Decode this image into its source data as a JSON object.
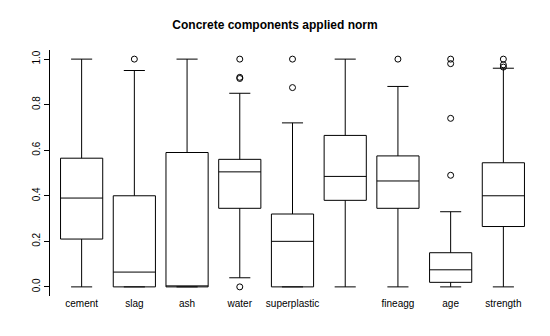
{
  "chart_data": {
    "type": "box",
    "title": "Concrete components applied norm",
    "categories": [
      "cement",
      "slag",
      "ash",
      "water",
      "superplastic",
      null,
      "fineagg",
      "age",
      "strength"
    ],
    "boxes": [
      {
        "lower": 0.0,
        "q1": 0.21,
        "median": 0.39,
        "q3": 0.565,
        "upper": 1.0,
        "outliers": []
      },
      {
        "lower": 0.0,
        "q1": 0.0,
        "median": 0.065,
        "q3": 0.4,
        "upper": 0.95,
        "outliers": [
          1.0
        ]
      },
      {
        "lower": 0.0,
        "q1": 0.0,
        "median": 0.0,
        "q3": 0.59,
        "upper": 1.0,
        "outliers": []
      },
      {
        "lower": 0.04,
        "q1": 0.345,
        "median": 0.505,
        "q3": 0.56,
        "upper": 0.85,
        "outliers": [
          0.0,
          0.915,
          0.92,
          1.0
        ]
      },
      {
        "lower": 0.0,
        "q1": 0.0,
        "median": 0.2,
        "q3": 0.32,
        "upper": 0.72,
        "outliers": [
          0.875,
          1.0
        ]
      },
      {
        "lower": 0.0,
        "q1": 0.38,
        "median": 0.485,
        "q3": 0.665,
        "upper": 1.0,
        "outliers": []
      },
      {
        "lower": 0.0,
        "q1": 0.345,
        "median": 0.465,
        "q3": 0.575,
        "upper": 0.88,
        "outliers": [
          1.0
        ]
      },
      {
        "lower": 0.0,
        "q1": 0.02,
        "median": 0.075,
        "q3": 0.15,
        "upper": 0.33,
        "outliers": [
          0.49,
          0.74,
          0.98,
          1.0
        ]
      },
      {
        "lower": 0.0,
        "q1": 0.265,
        "median": 0.4,
        "q3": 0.545,
        "upper": 0.96,
        "outliers": [
          0.965,
          0.975,
          1.0
        ]
      }
    ],
    "color": "#000000",
    "ylim": [
      -0.04,
      1.04
    ],
    "yticks": [
      {
        "value": 0,
        "label": "0.0"
      },
      0.2,
      0.4,
      0.6,
      0.8,
      {
        "value": 1,
        "label": "1.0"
      }
    ],
    "grid": false
  }
}
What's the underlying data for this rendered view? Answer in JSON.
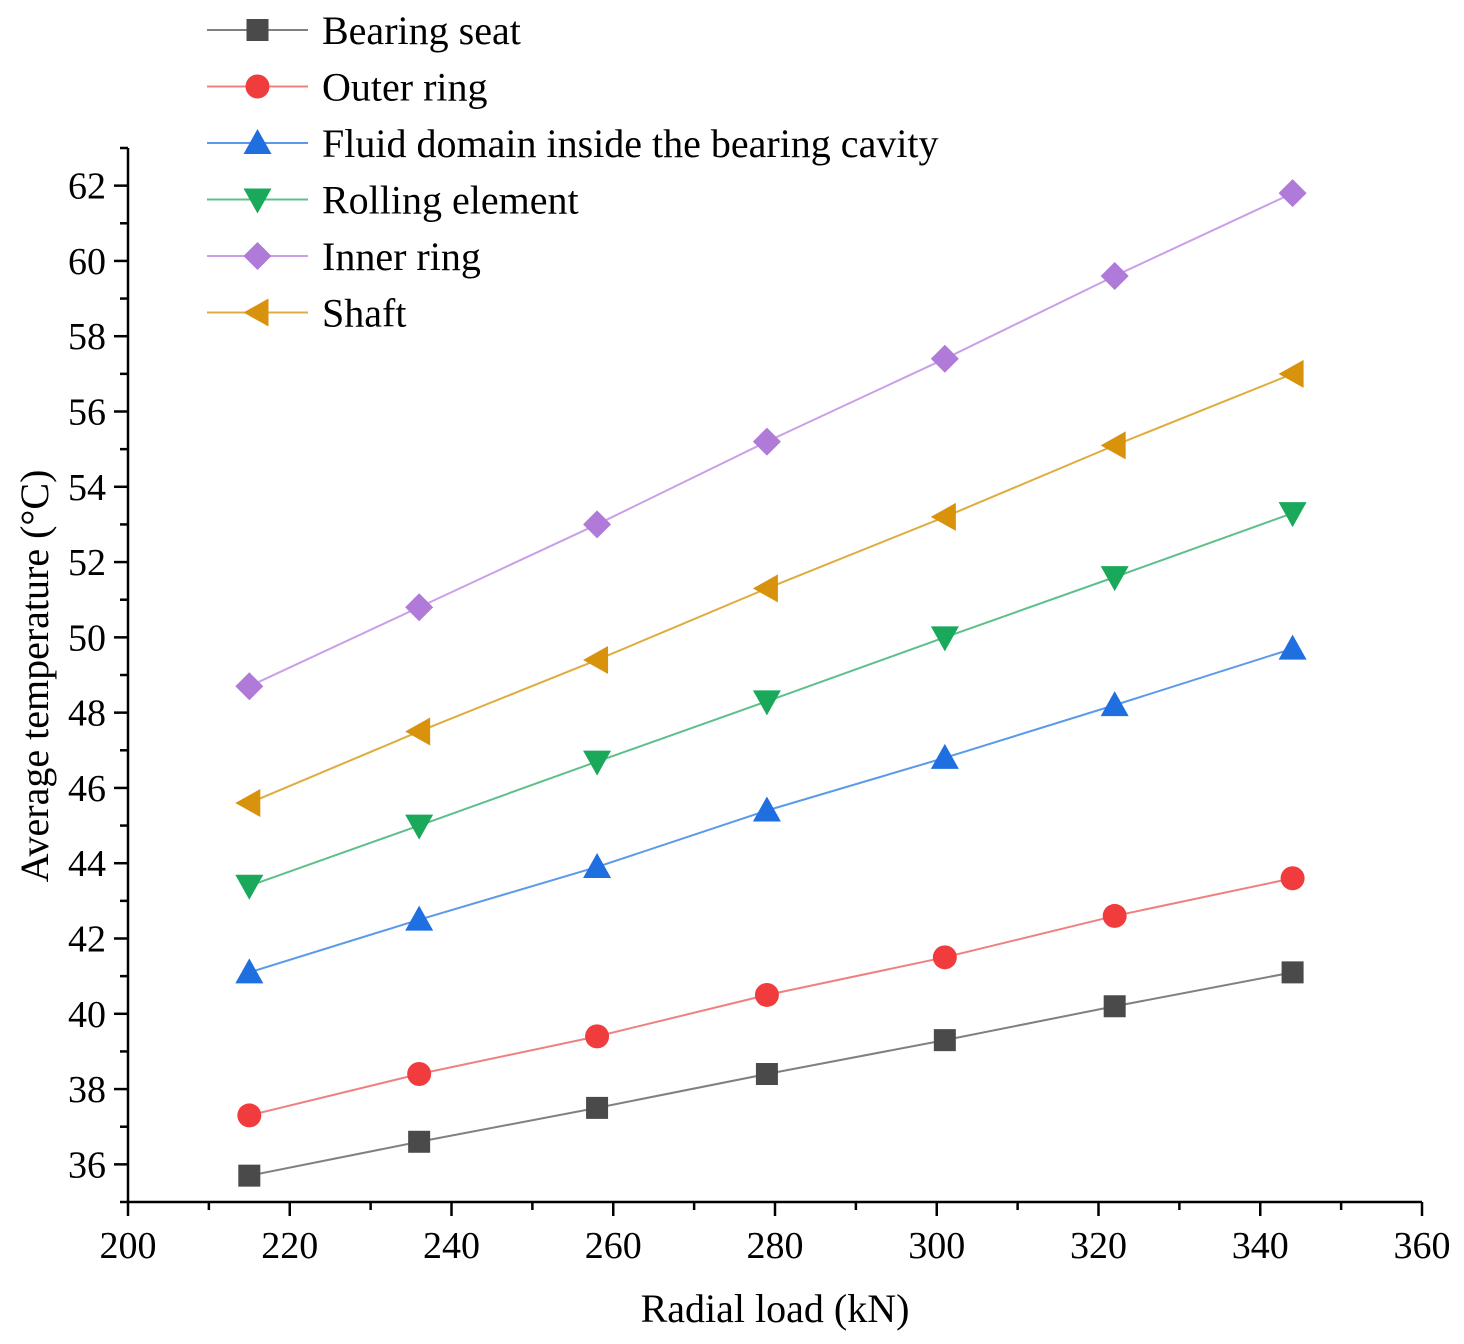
{
  "chart_data": {
    "type": "line",
    "title": "",
    "xlabel": "Radial load (kN)",
    "ylabel": "Average temperature (°C)",
    "xlim": [
      200,
      360
    ],
    "ylim": [
      35,
      63
    ],
    "xticks": [
      200,
      220,
      240,
      260,
      280,
      300,
      320,
      340,
      360
    ],
    "yticks": [
      36,
      38,
      40,
      42,
      44,
      46,
      48,
      50,
      52,
      54,
      56,
      58,
      60,
      62
    ],
    "legend_position": "top-left",
    "x": [
      215,
      236,
      258,
      279,
      301,
      322,
      344
    ],
    "series": [
      {
        "name": "Bearing seat",
        "marker": "square",
        "color": "#4a4a4a",
        "line_color": "#808080",
        "values": [
          35.7,
          36.6,
          37.5,
          38.4,
          39.3,
          40.2,
          41.1
        ]
      },
      {
        "name": "Outer ring",
        "marker": "circle",
        "color": "#f03c3c",
        "line_color": "#f08080",
        "values": [
          37.3,
          38.4,
          39.4,
          40.5,
          41.5,
          42.6,
          43.6
        ]
      },
      {
        "name": "Fluid domain inside the bearing cavity",
        "marker": "triangle-up",
        "color": "#1f6fe0",
        "line_color": "#5a9ae8",
        "values": [
          41.1,
          42.5,
          43.9,
          45.4,
          46.8,
          48.2,
          49.7
        ]
      },
      {
        "name": "Rolling element",
        "marker": "triangle-down",
        "color": "#1aa85a",
        "line_color": "#5cc08a",
        "values": [
          43.4,
          45.0,
          46.7,
          48.3,
          50.0,
          51.6,
          53.3
        ]
      },
      {
        "name": "Inner ring",
        "marker": "diamond",
        "color": "#b07ad8",
        "line_color": "#c9a0e8",
        "values": [
          48.7,
          50.8,
          53.0,
          55.2,
          57.4,
          59.6,
          61.8
        ]
      },
      {
        "name": "Shaft",
        "marker": "triangle-left",
        "color": "#d9920b",
        "line_color": "#e0ac40",
        "values": [
          45.6,
          47.5,
          49.4,
          51.3,
          53.2,
          55.1,
          57.0
        ]
      }
    ]
  }
}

○ ○ ○ ○ ○ ○ ○

_Work to be completed:_ Excluding the pictures, restate the records above word for word.

_Result below:_
Decode this image into its source data as a JSON object.
{
  "chart_data": {
    "type": "box",
    "title": "Concrete components applied norm",
    "categories": [
      "cement",
      "slag",
      "ash",
      "water",
      "superplastic",
      null,
      "fineagg",
      "age",
      "strength"
    ],
    "boxes": [
      {
        "lower": 0.0,
        "q1": 0.21,
        "median": 0.39,
        "q3": 0.565,
        "upper": 1.0,
        "outliers": []
      },
      {
        "lower": 0.0,
        "q1": 0.0,
        "median": 0.065,
        "q3": 0.4,
        "upper": 0.95,
        "outliers": [
          1.0
        ]
      },
      {
        "lower": 0.0,
        "q1": 0.0,
        "median": 0.0,
        "q3": 0.59,
        "upper": 1.0,
        "outliers": []
      },
      {
        "lower": 0.04,
        "q1": 0.345,
        "median": 0.505,
        "q3": 0.56,
        "upper": 0.85,
        "outliers": [
          0.0,
          0.915,
          0.92,
          1.0
        ]
      },
      {
        "lower": 0.0,
        "q1": 0.0,
        "median": 0.2,
        "q3": 0.32,
        "upper": 0.72,
        "outliers": [
          0.875,
          1.0
        ]
      },
      {
        "lower": 0.0,
        "q1": 0.38,
        "median": 0.485,
        "q3": 0.665,
        "upper": 1.0,
        "outliers": []
      },
      {
        "lower": 0.0,
        "q1": 0.345,
        "median": 0.465,
        "q3": 0.575,
        "upper": 0.88,
        "outliers": [
          1.0
        ]
      },
      {
        "lower": 0.0,
        "q1": 0.02,
        "median": 0.075,
        "q3": 0.15,
        "upper": 0.33,
        "outliers": [
          0.49,
          0.74,
          0.98,
          1.0
        ]
      },
      {
        "lower": 0.0,
        "q1": 0.265,
        "median": 0.4,
        "q3": 0.545,
        "upper": 0.96,
        "outliers": [
          0.965,
          0.975,
          1.0
        ]
      }
    ],
    "color": "#000000",
    "ylim": [
      -0.04,
      1.04
    ],
    "yticks": [
      {
        "value": 0,
        "label": "0.0"
      },
      0.2,
      0.4,
      0.6,
      0.8,
      {
        "value": 1,
        "label": "1.0"
      }
    ],
    "grid": false
  }
}
What's the underlying data for this rendered view? Answer in JSON.
{
  "chart_data": {
    "type": "line",
    "title": "",
    "xlabel": "Radial load (kN)",
    "ylabel": "Average temperature (°C)",
    "xlim": [
      200,
      360
    ],
    "ylim": [
      35,
      63
    ],
    "xticks": [
      200,
      220,
      240,
      260,
      280,
      300,
      320,
      340,
      360
    ],
    "yticks": [
      36,
      38,
      40,
      42,
      44,
      46,
      48,
      50,
      52,
      54,
      56,
      58,
      60,
      62
    ],
    "legend_position": "top-left",
    "x": [
      215,
      236,
      258,
      279,
      301,
      322,
      344
    ],
    "series": [
      {
        "name": "Bearing seat",
        "marker": "square",
        "color": "#4a4a4a",
        "line_color": "#808080",
        "values": [
          35.7,
          36.6,
          37.5,
          38.4,
          39.3,
          40.2,
          41.1
        ]
      },
      {
        "name": "Outer ring",
        "marker": "circle",
        "color": "#f03c3c",
        "line_color": "#f08080",
        "values": [
          37.3,
          38.4,
          39.4,
          40.5,
          41.5,
          42.6,
          43.6
        ]
      },
      {
        "name": "Fluid domain inside the bearing cavity",
        "marker": "triangle-up",
        "color": "#1f6fe0",
        "line_color": "#5a9ae8",
        "values": [
          41.1,
          42.5,
          43.9,
          45.4,
          46.8,
          48.2,
          49.7
        ]
      },
      {
        "name": "Rolling element",
        "marker": "triangle-down",
        "color": "#1aa85a",
        "line_color": "#5cc08a",
        "values": [
          43.4,
          45.0,
          46.7,
          48.3,
          50.0,
          51.6,
          53.3
        ]
      },
      {
        "name": "Inner ring",
        "marker": "diamond",
        "color": "#b07ad8",
        "line_color": "#c9a0e8",
        "values": [
          48.7,
          50.8,
          53.0,
          55.2,
          57.4,
          59.6,
          61.8
        ]
      },
      {
        "name": "Shaft",
        "marker": "triangle-left",
        "color": "#d9920b",
        "line_color": "#e0ac40",
        "values": [
          45.6,
          47.5,
          49.4,
          51.3,
          53.2,
          55.1,
          57.0
        ]
      }
    ]
  }
}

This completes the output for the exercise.